Annotated element entries

============

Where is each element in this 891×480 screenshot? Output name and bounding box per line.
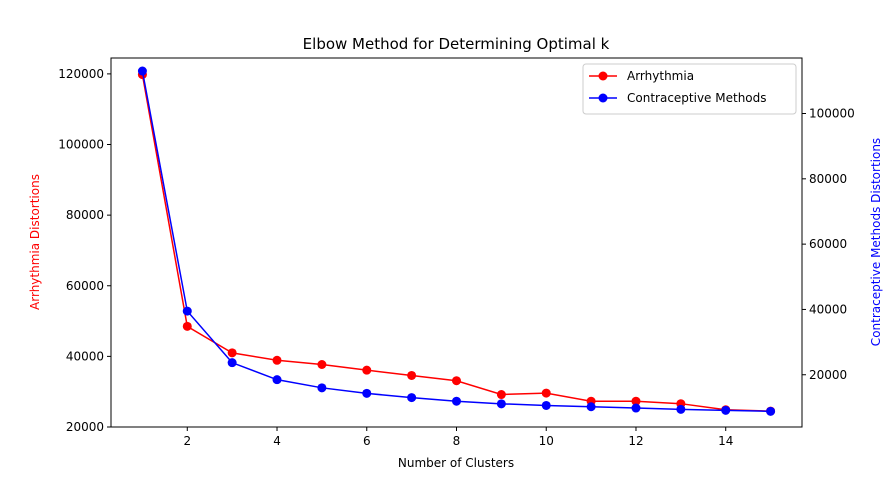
- x-tick-label: 12: [628, 434, 643, 448]
- contraceptive-methods-data-point: [182, 306, 192, 316]
- x-axis-title: Number of Clusters: [398, 456, 514, 470]
- legend: Arrhythmia Contraceptive Methods: [582, 63, 797, 115]
- y-left-tick-label: 20000: [66, 420, 104, 434]
- contraceptive-methods-data-point: [586, 402, 596, 412]
- arrhythmia-series-line: [141, 74, 771, 412]
- y-left-tick-label: 60000: [66, 279, 104, 293]
- y-right-tick-label: 40000: [809, 302, 847, 316]
- contraceptive-methods-data-point: [272, 375, 282, 385]
- arrhythmia-data-point: [362, 365, 372, 375]
- contraceptive-methods-data-point: [541, 400, 551, 410]
- contraceptive-methods-data-point: [766, 406, 776, 416]
- contraceptive-methods-data-point: [452, 396, 461, 406]
- y-right-tick-label: 60000: [809, 237, 847, 251]
- arrhythmia-data-point: [496, 390, 506, 400]
- chart-title: Elbow Method for Determining Optimal k: [303, 35, 610, 53]
- arrhythmia-data-point: [182, 321, 192, 331]
- y-axis-right-title: Contraceptive Methods Distortions: [869, 138, 883, 346]
- arrhythmia-data-point: [407, 370, 417, 380]
- arrhythmia-data-point: [272, 355, 282, 365]
- x-tick-label: 8: [453, 434, 461, 448]
- contraceptive-methods-data-point: [721, 405, 731, 415]
- arrhythmia-data-point: [631, 396, 641, 406]
- x-tick-label: 14: [718, 434, 733, 448]
- x-tick-label: 6: [363, 434, 371, 448]
- series-layer: [137, 66, 776, 416]
- y-axis-left-title: Arrhythmia Distortions: [28, 174, 42, 310]
- arrhythmia-data-point: [541, 388, 551, 398]
- y-right-tick-label: 100000: [809, 107, 855, 121]
- y-right-tick-label: 20000: [809, 368, 847, 382]
- legend-frame: [582, 63, 797, 115]
- legend-label: Contraceptive Methods: [627, 91, 767, 105]
- y-left-tick-label: 80000: [66, 208, 104, 222]
- contraceptive-methods-data-point: [631, 403, 641, 413]
- y-axis-left-ticks: 20000 40000 60000 80000 100000 120000: [58, 67, 111, 434]
- y-left-tick-label: 100000: [58, 138, 104, 152]
- arrhythmia-data-point: [317, 359, 327, 369]
- contraceptive-methods-series-line: [141, 70, 771, 413]
- legend-swatch-marker: [598, 93, 608, 103]
- y-left-tick-label: 40000: [66, 349, 104, 363]
- y-axis-right-ticks: 20000 40000 60000 80000 100000: [802, 107, 855, 382]
- contraceptive-methods-data-point: [407, 393, 417, 403]
- contraceptive-methods-data-point: [362, 388, 372, 398]
- x-tick-label: 2: [183, 434, 191, 448]
- x-tick-label: 10: [539, 434, 554, 448]
- arrhythmia-data-point: [452, 376, 461, 386]
- legend-swatch-marker: [598, 71, 608, 81]
- legend-label: Arrhythmia: [627, 69, 694, 83]
- y-right-tick-label: 80000: [809, 172, 847, 186]
- y-left-tick-label: 120000: [58, 67, 104, 81]
- arrhythmia-data-point: [227, 348, 237, 358]
- contraceptive-methods-data-point: [496, 399, 506, 409]
- contraceptive-methods-data-point: [227, 358, 237, 368]
- x-axis-ticks: 2 4 6 8 10 12 14: [183, 427, 733, 448]
- contraceptive-methods-data-point: [676, 404, 686, 414]
- x-tick-label: 4: [273, 434, 281, 448]
- contraceptive-methods-data-point: [317, 383, 327, 393]
- contraceptive-methods-data-point: [137, 66, 147, 76]
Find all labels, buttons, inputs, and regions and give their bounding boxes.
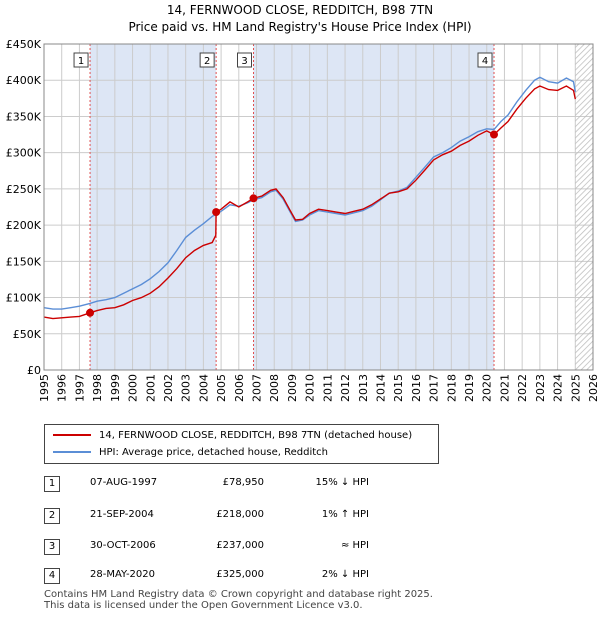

============

[What you should do]:
Rewrite the entire listing with "screenshot" replaced by "image" and everything else left as it is. Omit the pictures from your output.

[Task answer]:
Where is each element in this 891×480 image? Output name and bounding box per line.
- x-tick-label: 12: [628, 434, 643, 448]
- contraceptive-methods-data-point: [182, 306, 192, 316]
- x-axis-title: Number of Clusters: [398, 456, 514, 470]
- legend: Arrhythmia Contraceptive Methods: [582, 63, 797, 115]
- y-left-tick-label: 20000: [66, 420, 104, 434]
- contraceptive-methods-data-point: [586, 402, 596, 412]
- arrhythmia-series-line: [141, 74, 771, 412]
- y-left-tick-label: 60000: [66, 279, 104, 293]
- y-right-tick-label: 40000: [809, 302, 847, 316]
- contraceptive-methods-data-point: [272, 375, 282, 385]
- arrhythmia-data-point: [362, 365, 372, 375]
- contraceptive-methods-data-point: [541, 400, 551, 410]
- contraceptive-methods-data-point: [766, 406, 776, 416]
- contraceptive-methods-data-point: [452, 396, 461, 406]
- y-right-tick-label: 60000: [809, 237, 847, 251]
- arrhythmia-data-point: [496, 390, 506, 400]
- chart-title: Elbow Method for Determining Optimal k: [303, 35, 610, 53]
- arrhythmia-data-point: [182, 321, 192, 331]
- y-axis-right-title: Contraceptive Methods Distortions: [869, 138, 883, 346]
- arrhythmia-data-point: [407, 370, 417, 380]
- arrhythmia-data-point: [272, 355, 282, 365]
- x-tick-label: 8: [453, 434, 461, 448]
- contraceptive-methods-data-point: [721, 405, 731, 415]
- arrhythmia-data-point: [631, 396, 641, 406]
- x-tick-label: 14: [718, 434, 733, 448]
- x-tick-label: 6: [363, 434, 371, 448]
- series-layer: [137, 66, 776, 416]
- y-axis-left-title: Arrhythmia Distortions: [28, 174, 42, 310]
- arrhythmia-data-point: [541, 388, 551, 398]
- y-right-tick-label: 100000: [809, 107, 855, 121]
- y-right-tick-label: 20000: [809, 368, 847, 382]
- legend-frame: [582, 63, 797, 115]
- legend-label: Contraceptive Methods: [627, 91, 767, 105]
- y-left-tick-label: 80000: [66, 208, 104, 222]
- contraceptive-methods-data-point: [631, 403, 641, 413]
- y-axis-left-ticks: 20000 40000 60000 80000 100000 120000: [58, 67, 111, 434]
- y-left-tick-label: 100000: [58, 138, 104, 152]
- arrhythmia-data-point: [317, 359, 327, 369]
- contraceptive-methods-series-line: [141, 70, 771, 413]
- legend-swatch-marker: [598, 93, 608, 103]
- y-left-tick-label: 40000: [66, 349, 104, 363]
- y-axis-right-ticks: 20000 40000 60000 80000 100000: [802, 107, 855, 382]
- contraceptive-methods-data-point: [407, 393, 417, 403]
- contraceptive-methods-data-point: [362, 388, 372, 398]
- x-tick-label: 2: [183, 434, 191, 448]
- x-tick-label: 10: [539, 434, 554, 448]
- arrhythmia-data-point: [452, 376, 461, 386]
- legend-swatch-marker: [598, 71, 608, 81]
- legend-label: Arrhythmia: [627, 69, 694, 83]
- y-right-tick-label: 80000: [809, 172, 847, 186]
- y-left-tick-label: 120000: [58, 67, 104, 81]
- arrhythmia-data-point: [227, 348, 237, 358]
- contraceptive-methods-data-point: [496, 399, 506, 409]
- contraceptive-methods-data-point: [227, 358, 237, 368]
- x-axis-ticks: 2 4 6 8 10 12 14: [183, 427, 733, 448]
- contraceptive-methods-data-point: [676, 404, 686, 414]
- x-tick-label: 4: [273, 434, 281, 448]
- contraceptive-methods-data-point: [317, 383, 327, 393]
- contraceptive-methods-data-point: [137, 66, 147, 76]
Find all labels, buttons, inputs, and regions and give their bounding boxes.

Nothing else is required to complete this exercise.